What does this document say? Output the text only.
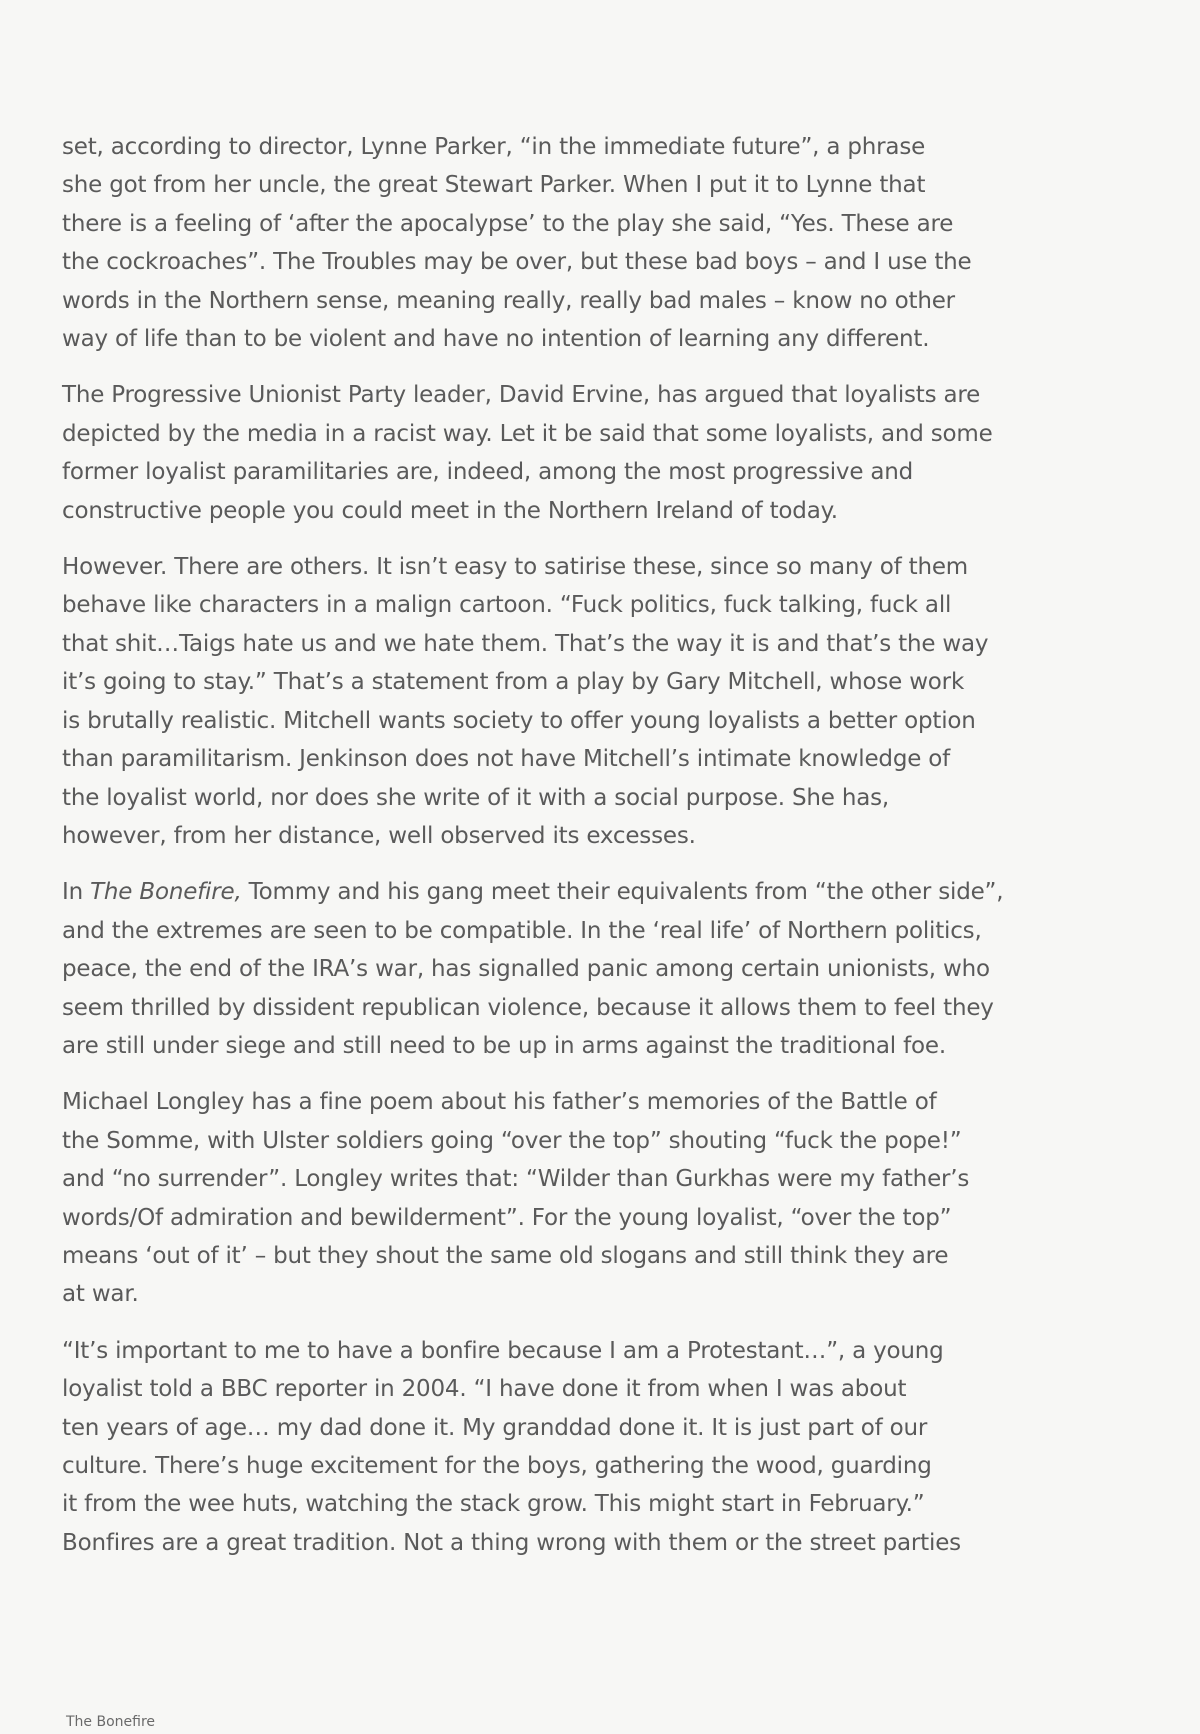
set, according to director, Lynne Parker, “in the immediate future”, a phrase
she got from her uncle, the great Stewart Parker. When I put it to Lynne that
there is a feeling of ‘after the apocalypse’ to the play she said, “Yes. These are
the cockroaches”. The Troubles may be over, but these bad boys – and I use the
words in the Northern sense, meaning really, really bad males – know no other
way of life than to be violent and have no intention of learning any different.

The Progressive Unionist Party leader, David Ervine, has argued that loyalists are
depicted by the media in a racist way. Let it be said that some loyalists, and some
former loyalist paramilitaries are, indeed, among the most progressive and
constructive people you could meet in the Northern Ireland of today.

However. There are others. It isn’t easy to satirise these, since so many of them
behave like characters in a malign cartoon. “Fuck politics, fuck talking, fuck all
that shit…Taigs hate us and we hate them. That’s the way it is and that’s the way
it’s going to stay.” That’s a statement from a play by Gary Mitchell, whose work
is brutally realistic. Mitchell wants society to offer young loyalists a better option
than paramilitarism. Jenkinson does not have Mitchell’s intimate knowledge of
the loyalist world, nor does she write of it with a social purpose. She has,
however, from her distance, well observed its excesses.

In The Bonefire, Tommy and his gang meet their equivalents from “the other side”,
and the extremes are seen to be compatible. In the ‘real life’ of Northern politics,
peace, the end of the IRA’s war, has signalled panic among certain unionists, who
seem thrilled by dissident republican violence, because it allows them to feel they
are still under siege and still need to be up in arms against the traditional foe.

Michael Longley has a fine poem about his father’s memories of the Battle of
the Somme, with Ulster soldiers going “over the top” shouting “fuck the pope!”
and “no surrender”. Longley writes that: “Wilder than Gurkhas were my father’s
words/Of admiration and bewilderment”. For the young loyalist, “over the top”
means ‘out of it’ – but they shout the same old slogans and still think they are
at war.

“It’s important to me to have a bonfire because I am a Protestant…”, a young
loyalist told a BBC reporter in 2004. “I have done it from when I was about
ten years of age… my dad done it. My granddad done it. It is just part of our
culture. There’s huge excitement for the boys, gathering the wood, guarding
it from the wee huts, watching the stack grow. This might start in February.”
Bonfires are a great tradition. Not a thing wrong with them or the street parties

The Bonefire
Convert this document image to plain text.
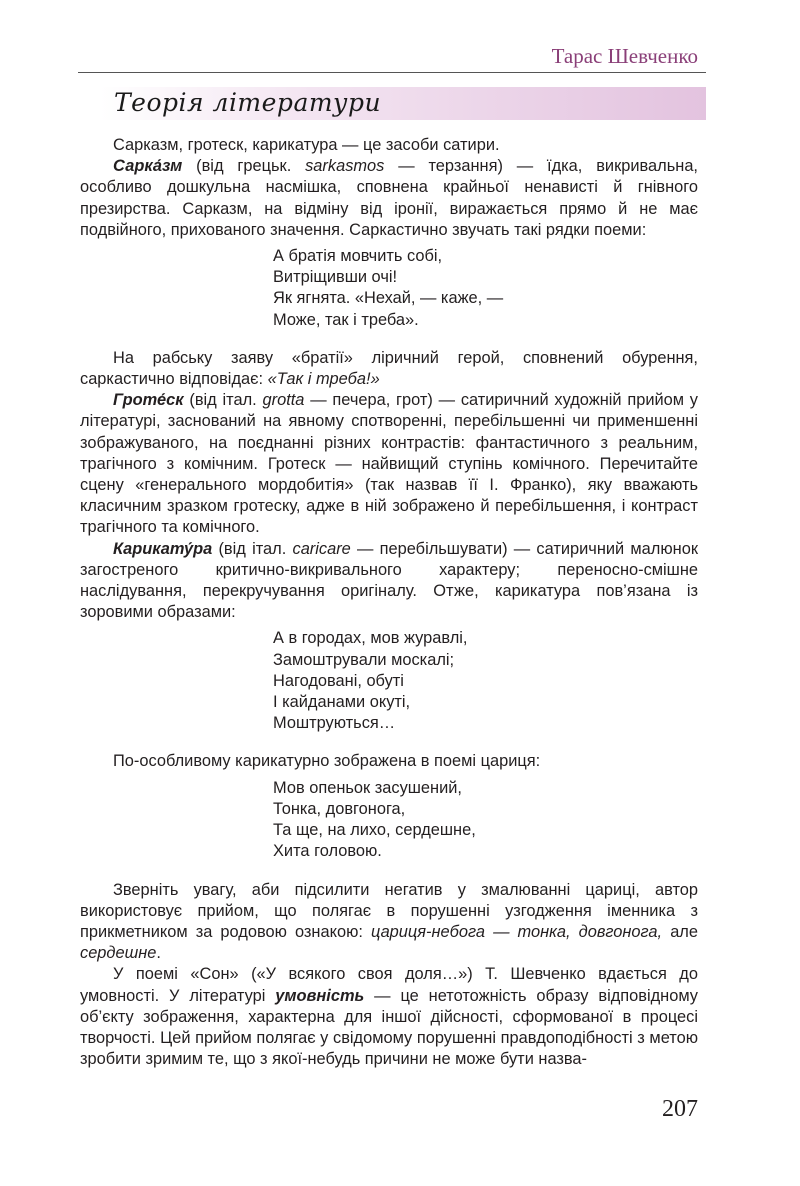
Тарас Шевченко
Теорія літератури

Сарказм, гротеск, карикатура — це засоби сатири.

Сарка́зм (від грецьк. sarkasmos — терзання) — їдка, викривальна, особливо дошкульна насмішка, сповнена крайньої ненависті й гнівного презирства. Сарказм, на відміну від іронії, виражається прямо й не має подвійного, прихованого значення. Саркастично звучать такі рядки поеми:

А братія мовчить собі,
Витріщивши очі!
Як ягнята. «Нехай, — каже, —
Може, так і треба».

На рабську заяву «братії» ліричний герой, сповнений обурення, саркастично відповідає: «Так і треба!»

Гроте́ск (від італ. grotta — печера, грот) — сатиричний художній прийом у літературі, заснований на явному спотворенні, перебільшенні чи применшенні зображуваного, на поєднанні різних контрастів: фантастичного з реальним, трагічного з комічним. Гротеск — найвищий ступінь комічного. Перечитайте сцену «генерального мордобитія» (так назвав її І. Франко), яку вважають класичним зразком гротеску, адже в ній зображено й перебільшення, і контраст трагічного та комічного.

Карикату́ра (від італ. caricare — перебільшувати) — сатиричний малюнок загостреного критично-викривального характеру; переносно-смішне наслідування, перекручування оригіналу. Отже, карикатура пов’язана із зоровими образами:

А в городах, мов журавлі,
Замоштрували москалі;
Нагодовані, обуті
І кайданами окуті,
Моштруються…

По-особливому карикатурно зображена в поемі цариця:

Мов опеньок засушений,
Тонка, довгонога,
Та ще, на лихо, сердешне,
Хита головою.

Зверніть увагу, аби підсилити негатив у змалюванні цариці, автор використовує прийом, що полягає в порушенні узгодження іменника з прикметником за родовою ознакою: цариця-небога — тонка, довгонога, але сердешне.

У поемі «Сон» («У всякого своя доля…») Т. Шевченко вдається до умовності. У літературі умовність — це нетотожність образу відповідному об’єкту зображення, характерна для іншої дійсності, сформованої в процесі творчості. Цей прийом полягає у свідомому порушенні правдоподібності з метою зробити зримим те, що з якої-небудь причини не може бути назва-

207
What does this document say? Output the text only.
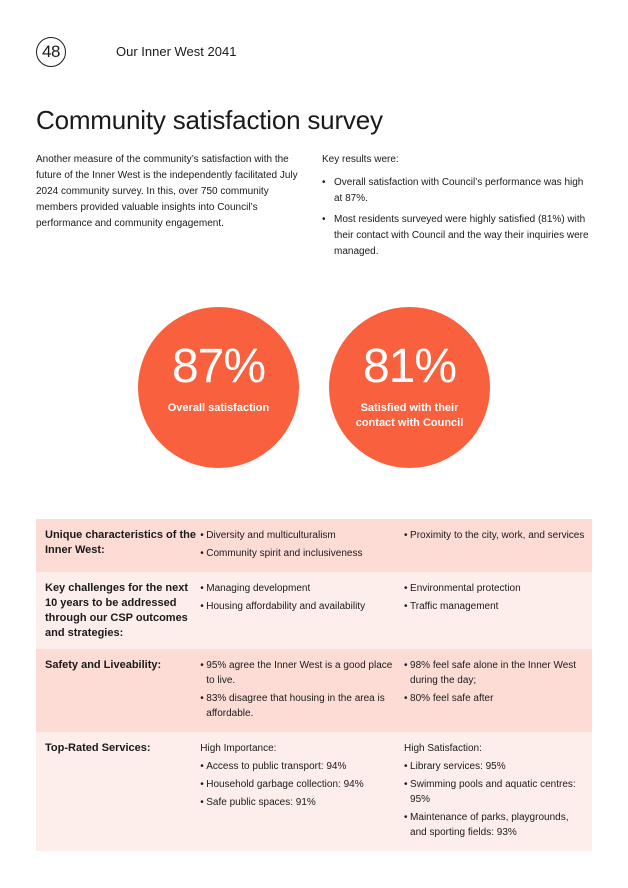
48	Our Inner West 2041
Community satisfaction survey

Another measure of the community’s satisfaction with the future of the Inner West is the independently facilitated July 2024 community survey. In this, over 750 community members provided valuable insights into Council’s performance and community engagement.

Key results were:

• Overall satisfaction with Council’s performance was high at 87%.
• Most residents surveyed were highly satisfied (81%) with their contact with Council and the way their inquiries were managed.
87%
Overall satisfaction
81%
Satisfied with their contact with Council
Unique characteristics of the Inner West:
• Diversity and multiculturalism
• Community spirit and inclusiveness
• Proximity to the city, work, and services
Key challenges for the next 10 years to be addressed through our CSP outcomes and strategies:
• Managing development
• Housing affordability and availability
• Environmental protection
• Traffic management
Safety and Liveability:
•	95% agree the Inner West is a good place to live.
• 83% disagree that housing in the area is affordable.
• 98% feel safe alone in the Inner West during the day;
• 80% feel safe after
Top-Rated Services:	High Importance:

• Access to public transport: 94%
• Household garbage collection: 94%
• Safe public spaces: 91%

High Satisfaction:

• Library services: 95%
• Swimming pools and aquatic centres: 95%
• Maintenance of parks, playgrounds, and sporting fields: 93%
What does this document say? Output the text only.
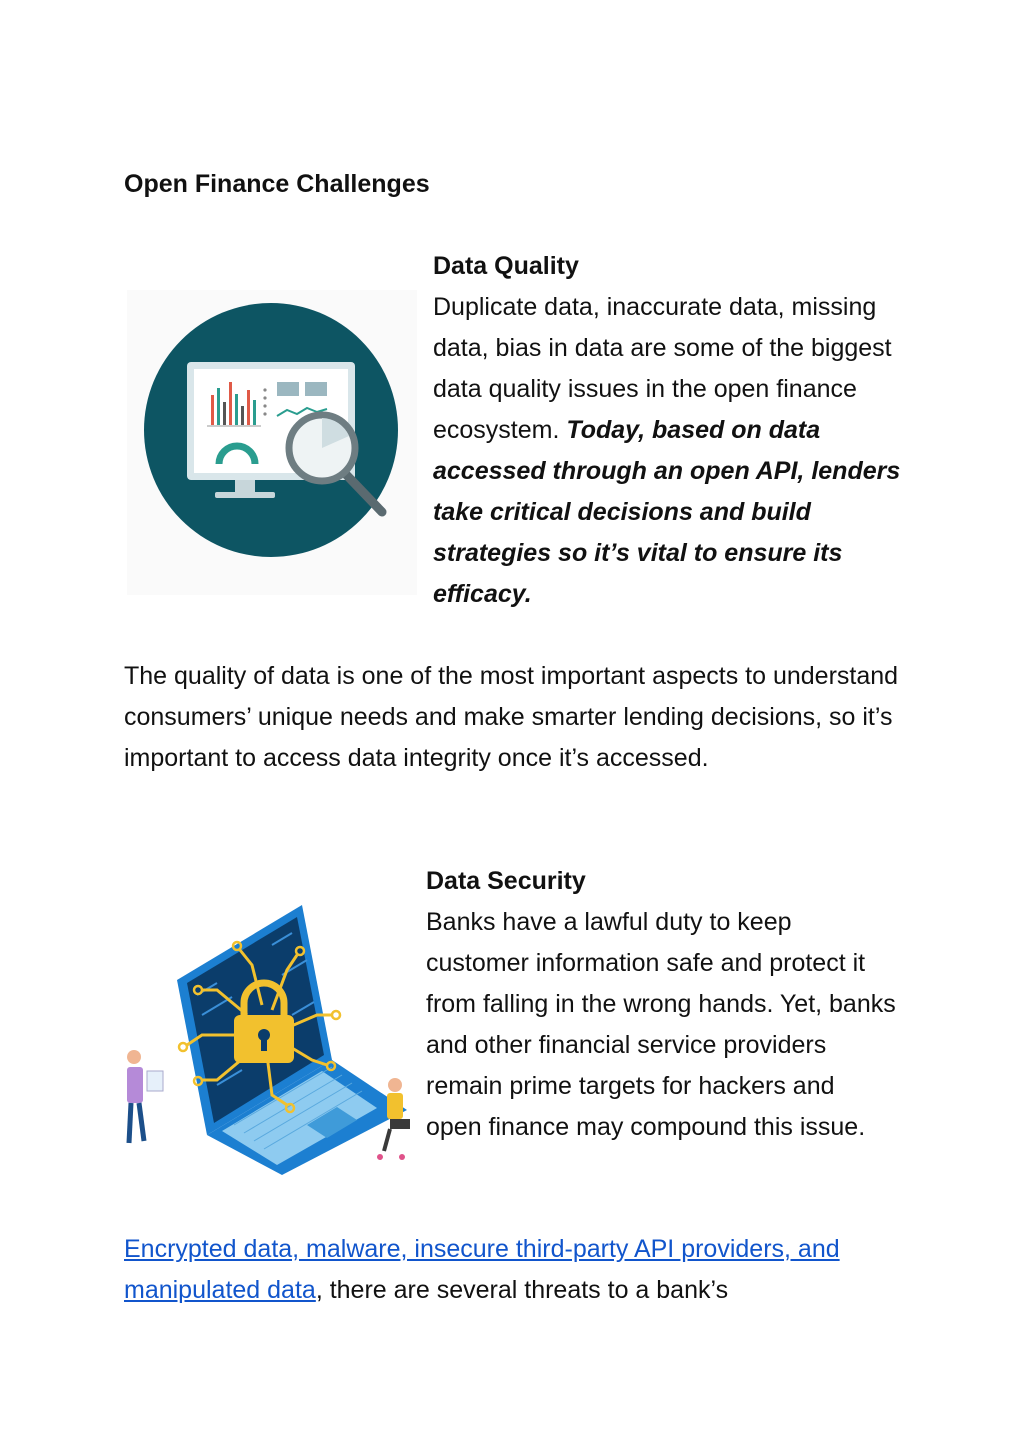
Open Finance Challenges
Data Quality
Duplicate data, inaccurate data, missing data, bias in data are some of the biggest data quality issues in the open finance ecosystem. Today, based on data accessed through an open API, lenders take critical decisions and build strategies so it’s vital to ensure its efficacy.
The quality of data is one of the most important aspects to understand consumers’ unique needs and make smarter lending decisions, so it’s important to access data integrity once it’s accessed.
Data Security
Banks have a lawful duty to keep customer information safe and protect it from falling in the wrong hands. Yet, banks and other financial service providers remain prime targets for hackers and open finance may compound this issue.
Encrypted data, malware, insecure third-party API providers, and manipulated data, there are several threats to a bank’s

#### Given problem:
Exclude every picture and copy the remaining data exactly.

#### Exercise result:
What does this document say? Output the text only.
set, according to director, Lynne Parker, “in the immediate future”, a phrase
she got from her uncle, the great Stewart Parker. When I put it to Lynne that
there is a feeling of ‘after the apocalypse’ to the play she said, “Yes. These are
the cockroaches”. The Troubles may be over, but these bad boys – and I use the
words in the Northern sense, meaning really, really bad males – know no other
way of life than to be violent and have no intention of learning any different.

The Progressive Unionist Party leader, David Ervine, has argued that loyalists are
depicted by the media in a racist way. Let it be said that some loyalists, and some
former loyalist paramilitaries are, indeed, among the most progressive and
constructive people you could meet in the Northern Ireland of today.

However. There are others. It isn’t easy to satirise these, since so many of them
behave like characters in a malign cartoon. “Fuck politics, fuck talking, fuck all
that shit…Taigs hate us and we hate them. That’s the way it is and that’s the way
it’s going to stay.” That’s a statement from a play by Gary Mitchell, whose work
is brutally realistic. Mitchell wants society to offer young loyalists a better option
than paramilitarism. Jenkinson does not have Mitchell’s intimate knowledge of
the loyalist world, nor does she write of it with a social purpose. She has,
however, from her distance, well observed its excesses.

In The Bonefire, Tommy and his gang meet their equivalents from “the other side”,
and the extremes are seen to be compatible. In the ‘real life’ of Northern politics,
peace, the end of the IRA’s war, has signalled panic among certain unionists, who
seem thrilled by dissident republican violence, because it allows them to feel they
are still under siege and still need to be up in arms against the traditional foe.

Michael Longley has a fine poem about his father’s memories of the Battle of
the Somme, with Ulster soldiers going “over the top” shouting “fuck the pope!”
and “no surrender”. Longley writes that: “Wilder than Gurkhas were my father’s
words/Of admiration and bewilderment”. For the young loyalist, “over the top”
means ‘out of it’ – but they shout the same old slogans and still think they are
at war.

“It’s important to me to have a bonfire because I am a Protestant…”, a young
loyalist told a BBC reporter in 2004. “I have done it from when I was about
ten years of age… my dad done it. My granddad done it. It is just part of our
culture. There’s huge excitement for the boys, gathering the wood, guarding
it from the wee huts, watching the stack grow. This might start in February.”
Bonfires are a great tradition. Not a thing wrong with them or the street parties

The Bonefire
Convert this document image to plain text.
Тарас Шевченко
Теорія літератури

Сарказм, гротеск, карикатура — це засоби сатири.

Сарка́зм (від грецьк. sarkasmos — терзання) — їдка, викривальна, особливо дошкульна насмішка, сповнена крайньої ненависті й гнівного презирства. Сарказм, на відміну від іронії, виражається прямо й не має подвійного, прихованого значення. Саркастично звучать такі рядки поеми:

А братія мовчить собі,
Витріщивши очі!
Як ягнята. «Нехай, — каже, —
Може, так і треба».

На рабську заяву «братії» ліричний герой, сповнений обурення, саркастично відповідає: «Так і треба!»

Гроте́ск (від італ. grotta — печера, грот) — сатиричний художній прийом у літературі, заснований на явному спотворенні, перебільшенні чи применшенні зображуваного, на поєднанні різних контрастів: фантастичного з реальним, трагічного з комічним. Гротеск — найвищий ступінь комічного. Перечитайте сцену «генерального мордобитія» (так назвав її І. Франко), яку вважають класичним зразком гротеску, адже в ній зображено й перебільшення, і контраст трагічного та комічного.

Карикату́ра (від італ. caricare — перебільшувати) — сатиричний малюнок загостреного критично-викривального характеру; переносно-смішне наслідування, перекручування оригіналу. Отже, карикатура пов’язана із зоровими образами:

А в городах, мов журавлі,
Замоштрували москалі;
Нагодовані, обуті
І кайданами окуті,
Моштруються…

По-особливому карикатурно зображена в поемі цариця:

Мов опеньок засушений,
Тонка, довгонога,
Та ще, на лихо, сердешне,
Хита головою.

Зверніть увагу, аби підсилити негатив у змалюванні цариці, автор використовує прийом, що полягає в порушенні узгодження іменника з прикметником за родовою ознакою: цариця-небога — тонка, довгонога, але сердешне.

У поемі «Сон» («У всякого своя доля…») Т. Шевченко вдається до умовності. У літературі умовність — це нетотожність образу відповідному об’єкту зображення, характерна для іншої дійсності, сформованої в процесі творчості. Цей прийом полягає у свідомому порушенні правдоподібності з метою зробити зримим те, що з якої-небудь причини не може бути назва-

207
What does this document say? Output the text only.
48	Our Inner West 2041
Community satisfaction survey

Another measure of the community’s satisfaction with the future of the Inner West is the independently facilitated July 2024 community survey. In this, over 750 community members provided valuable insights into Council’s performance and community engagement.

Key results were:

• Overall satisfaction with Council’s performance was high at 87%.
• Most residents surveyed were highly satisfied (81%) with their contact with Council and the way their inquiries were managed.
87%
Overall satisfaction
81%
Satisfied with their contact with Council
Unique characteristics of the Inner West:
• Diversity and multiculturalism
• Community spirit and inclusiveness
• Proximity to the city, work, and services
Key challenges for the next 10 years to be addressed through our CSP outcomes and strategies:
• Managing development
• Housing affordability and availability
• Environmental protection
• Traffic management
Safety and Liveability:
•	95% agree the Inner West is a good place to live.
• 83% disagree that housing in the area is affordable.
• 98% feel safe alone in the Inner West during the day;
• 80% feel safe after
Top-Rated Services:	High Importance:

• Access to public transport: 94%
• Household garbage collection: 94%
• Safe public spaces: 91%

High Satisfaction:

• Library services: 95%
• Swimming pools and aquatic centres: 95%
• Maintenance of parks, playgrounds, and sporting fields: 93%
What does this document say? Output the text only.
Open Finance Challenges
Data Quality
Duplicate data, inaccurate data, missing data, bias in data are some of the biggest data quality issues in the open finance ecosystem. Today, based on data accessed through an open API, lenders take critical decisions and build strategies so it’s vital to ensure its efficacy.
The quality of data is one of the most important aspects to understand consumers’ unique needs and make smarter lending decisions, so it’s important to access data integrity once it’s accessed.
Data Security
Banks have a lawful duty to keep customer information safe and protect it from falling in the wrong hands. Yet, banks and other financial service providers remain prime targets for hackers and open finance may compound this issue.
Encrypted data, malware, insecure third-party API providers, and manipulated data, there are several threats to a bank’s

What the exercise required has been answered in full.